▸ SET TASK
Every record below should be transcribed exactly. Omit the images.

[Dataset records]
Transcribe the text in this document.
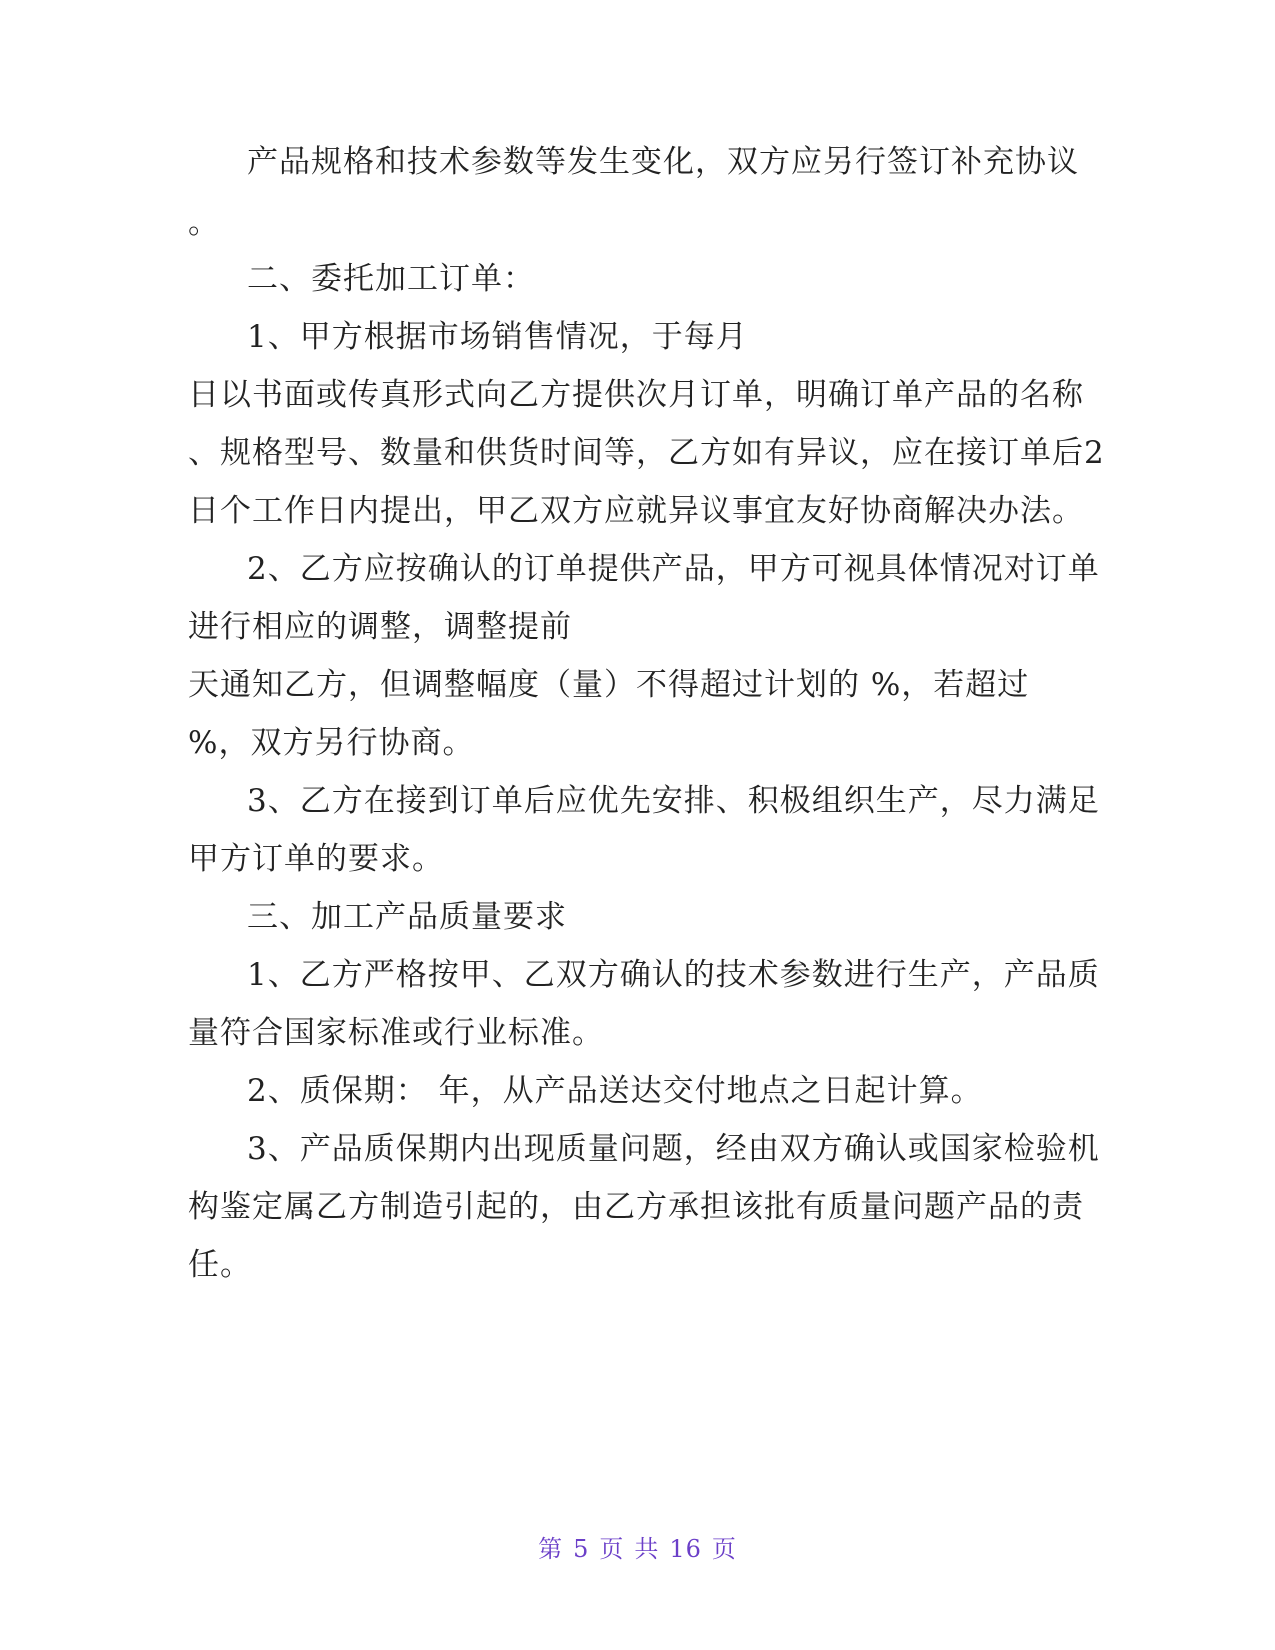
产品规格和技术参数等发生变化，双方应另行签订补充协议
。
二、委托加工订单：
1、甲方根据市场销售情况，于每月
日以书面或传真形式向乙方提供次月订单，明确订单产品的名称
、规格型号、数量和供货时间等，乙方如有异议，应在接订单后2
日个工作日内提出，甲乙双方应就异议事宜友好协商解决办法。
2、乙方应按确认的订单提供产品，甲方可视具体情况对订单
进行相应的调整，调整提前
天通知乙方，但调整幅度（量）不得超过计划的 %，若超过
%，双方另行协商。
3、乙方在接到订单后应优先安排、积极组织生产，尽力满足
甲方订单的要求。
三、加工产品质量要求
1、乙方严格按甲、乙双方确认的技术参数进行生产，产品质
量符合国家标准或行业标准。
2、质保期： 年，从产品送达交付地点之日起计算。
3、产品质保期内出现质量问题，经由双方确认或国家检验机
构鉴定属乙方制造引起的，由乙方承担该批有质量问题产品的责
任。
第 5 页 共 16 页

▸ PROBLEM SOLUTION
Transcribe the text in this document.
产品规格和技术参数等发生变化，双方应另行签订补充协议
。
二、委托加工订单：
1、甲方根据市场销售情况，于每月
日以书面或传真形式向乙方提供次月订单，明确订单产品的名称
、规格型号、数量和供货时间等，乙方如有异议，应在接订单后2
日个工作日内提出，甲乙双方应就异议事宜友好协商解决办法。
2、乙方应按确认的订单提供产品，甲方可视具体情况对订单
进行相应的调整，调整提前
天通知乙方，但调整幅度（量）不得超过计划的 %，若超过
%，双方另行协商。
3、乙方在接到订单后应优先安排、积极组织生产，尽力满足
甲方订单的要求。
三、加工产品质量要求
1、乙方严格按甲、乙双方确认的技术参数进行生产，产品质
量符合国家标准或行业标准。
2、质保期： 年，从产品送达交付地点之日起计算。
3、产品质保期内出现质量问题，经由双方确认或国家检验机
构鉴定属乙方制造引起的，由乙方承担该批有质量问题产品的责
任。
第 5 页 共 16 页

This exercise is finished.